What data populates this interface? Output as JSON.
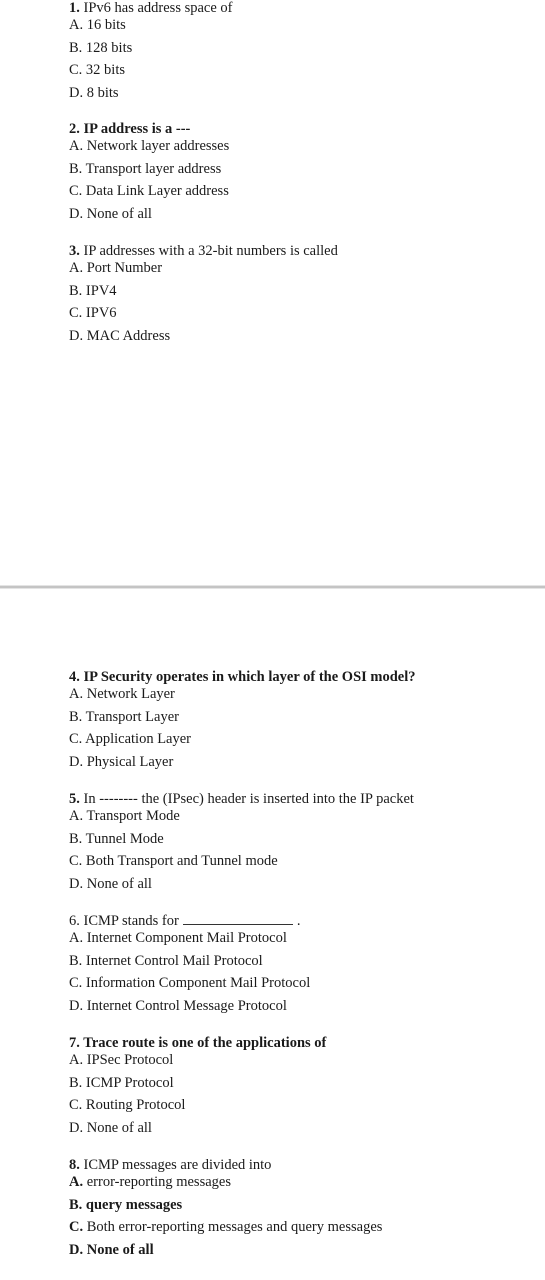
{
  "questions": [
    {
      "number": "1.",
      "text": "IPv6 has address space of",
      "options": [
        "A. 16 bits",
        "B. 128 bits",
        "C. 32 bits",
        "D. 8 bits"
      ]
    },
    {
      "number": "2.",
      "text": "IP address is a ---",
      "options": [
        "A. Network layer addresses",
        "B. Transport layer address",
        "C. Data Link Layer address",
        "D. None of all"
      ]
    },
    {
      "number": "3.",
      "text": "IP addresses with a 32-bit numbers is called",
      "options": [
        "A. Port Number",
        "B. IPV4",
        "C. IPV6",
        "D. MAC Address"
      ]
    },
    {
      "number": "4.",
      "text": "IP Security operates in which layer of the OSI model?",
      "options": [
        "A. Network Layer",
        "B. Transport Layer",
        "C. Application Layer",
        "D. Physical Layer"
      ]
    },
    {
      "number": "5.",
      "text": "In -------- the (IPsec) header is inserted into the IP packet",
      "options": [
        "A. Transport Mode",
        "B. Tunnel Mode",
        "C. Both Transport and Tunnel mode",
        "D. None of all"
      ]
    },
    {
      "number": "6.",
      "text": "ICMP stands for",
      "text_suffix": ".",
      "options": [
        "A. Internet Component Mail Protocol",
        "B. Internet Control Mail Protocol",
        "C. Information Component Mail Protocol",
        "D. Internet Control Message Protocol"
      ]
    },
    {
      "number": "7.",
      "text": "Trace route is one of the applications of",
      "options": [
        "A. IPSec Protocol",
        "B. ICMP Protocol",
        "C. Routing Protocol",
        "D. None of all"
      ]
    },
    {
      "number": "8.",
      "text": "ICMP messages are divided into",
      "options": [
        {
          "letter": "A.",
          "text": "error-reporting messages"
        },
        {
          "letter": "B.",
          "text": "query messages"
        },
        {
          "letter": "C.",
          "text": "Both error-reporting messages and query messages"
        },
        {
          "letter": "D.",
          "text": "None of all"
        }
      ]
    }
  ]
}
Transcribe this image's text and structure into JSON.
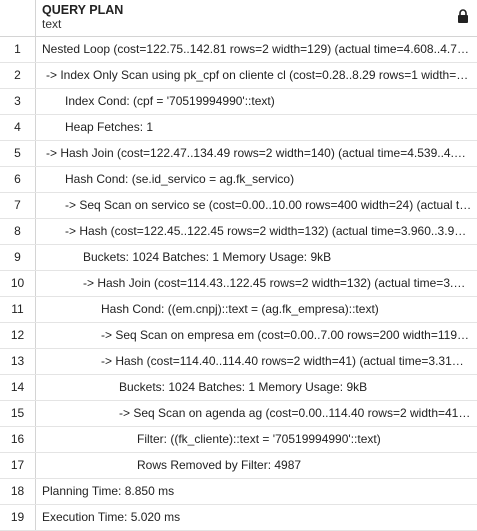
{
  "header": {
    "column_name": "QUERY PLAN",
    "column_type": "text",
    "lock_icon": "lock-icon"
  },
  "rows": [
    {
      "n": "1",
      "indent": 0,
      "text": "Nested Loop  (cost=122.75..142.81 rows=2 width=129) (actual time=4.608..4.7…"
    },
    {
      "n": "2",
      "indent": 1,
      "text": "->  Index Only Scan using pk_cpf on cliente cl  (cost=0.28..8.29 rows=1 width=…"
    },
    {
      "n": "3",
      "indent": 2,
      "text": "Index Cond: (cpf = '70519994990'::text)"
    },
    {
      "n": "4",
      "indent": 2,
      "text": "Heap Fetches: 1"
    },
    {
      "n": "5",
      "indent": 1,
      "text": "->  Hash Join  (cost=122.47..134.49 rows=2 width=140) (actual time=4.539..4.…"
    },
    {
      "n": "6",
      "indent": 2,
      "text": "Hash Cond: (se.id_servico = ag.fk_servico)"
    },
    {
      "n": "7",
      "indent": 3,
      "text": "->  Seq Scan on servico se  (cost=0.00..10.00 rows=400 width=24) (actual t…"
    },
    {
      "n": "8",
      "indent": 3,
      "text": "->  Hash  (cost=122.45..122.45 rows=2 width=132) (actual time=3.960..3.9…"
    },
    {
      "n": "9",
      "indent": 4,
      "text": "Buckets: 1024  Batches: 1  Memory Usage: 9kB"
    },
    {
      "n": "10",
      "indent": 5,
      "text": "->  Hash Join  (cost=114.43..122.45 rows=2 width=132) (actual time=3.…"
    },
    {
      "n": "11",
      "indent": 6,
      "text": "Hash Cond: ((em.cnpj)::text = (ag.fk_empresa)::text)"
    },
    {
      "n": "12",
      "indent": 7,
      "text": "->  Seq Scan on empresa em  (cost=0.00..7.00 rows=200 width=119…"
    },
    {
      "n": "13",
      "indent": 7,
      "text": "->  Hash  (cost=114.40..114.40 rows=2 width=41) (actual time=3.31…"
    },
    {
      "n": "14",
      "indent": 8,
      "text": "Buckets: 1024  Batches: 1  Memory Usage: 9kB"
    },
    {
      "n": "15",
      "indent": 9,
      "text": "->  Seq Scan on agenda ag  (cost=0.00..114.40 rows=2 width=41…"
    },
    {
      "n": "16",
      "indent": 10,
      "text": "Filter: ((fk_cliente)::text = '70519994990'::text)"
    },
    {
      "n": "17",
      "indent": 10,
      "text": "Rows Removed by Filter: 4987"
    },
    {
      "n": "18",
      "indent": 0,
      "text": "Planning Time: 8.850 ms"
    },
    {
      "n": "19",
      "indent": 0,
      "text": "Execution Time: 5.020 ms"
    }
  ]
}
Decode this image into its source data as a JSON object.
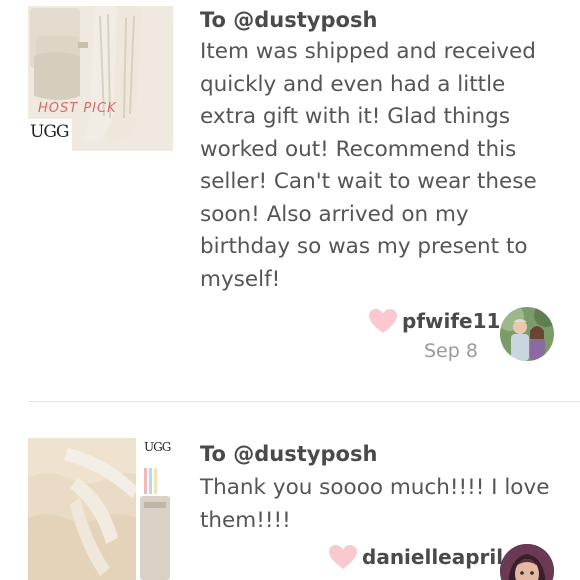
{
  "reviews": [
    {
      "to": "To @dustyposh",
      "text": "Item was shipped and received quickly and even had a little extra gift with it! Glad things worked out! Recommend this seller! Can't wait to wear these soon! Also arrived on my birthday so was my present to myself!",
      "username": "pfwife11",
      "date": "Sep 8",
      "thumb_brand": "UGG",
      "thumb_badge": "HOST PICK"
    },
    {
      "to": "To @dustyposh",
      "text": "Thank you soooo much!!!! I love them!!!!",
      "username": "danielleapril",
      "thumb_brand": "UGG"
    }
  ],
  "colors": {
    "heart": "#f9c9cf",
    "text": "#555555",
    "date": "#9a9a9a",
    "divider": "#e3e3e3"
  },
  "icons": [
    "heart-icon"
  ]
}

□ □ □

### [Exercise goal]
Copy each line that holds the word "Protocol".

### [Answer to the problem]
        "A. Internet Component Mail Protocol",
        "B. Internet Control Mail Protocol",
        "C. Information Component Mail Protocol",
        "D. Internet Control Message Protocol"
        "A. IPSec Protocol",
        "B. ICMP Protocol",
        "C. Routing Protocol",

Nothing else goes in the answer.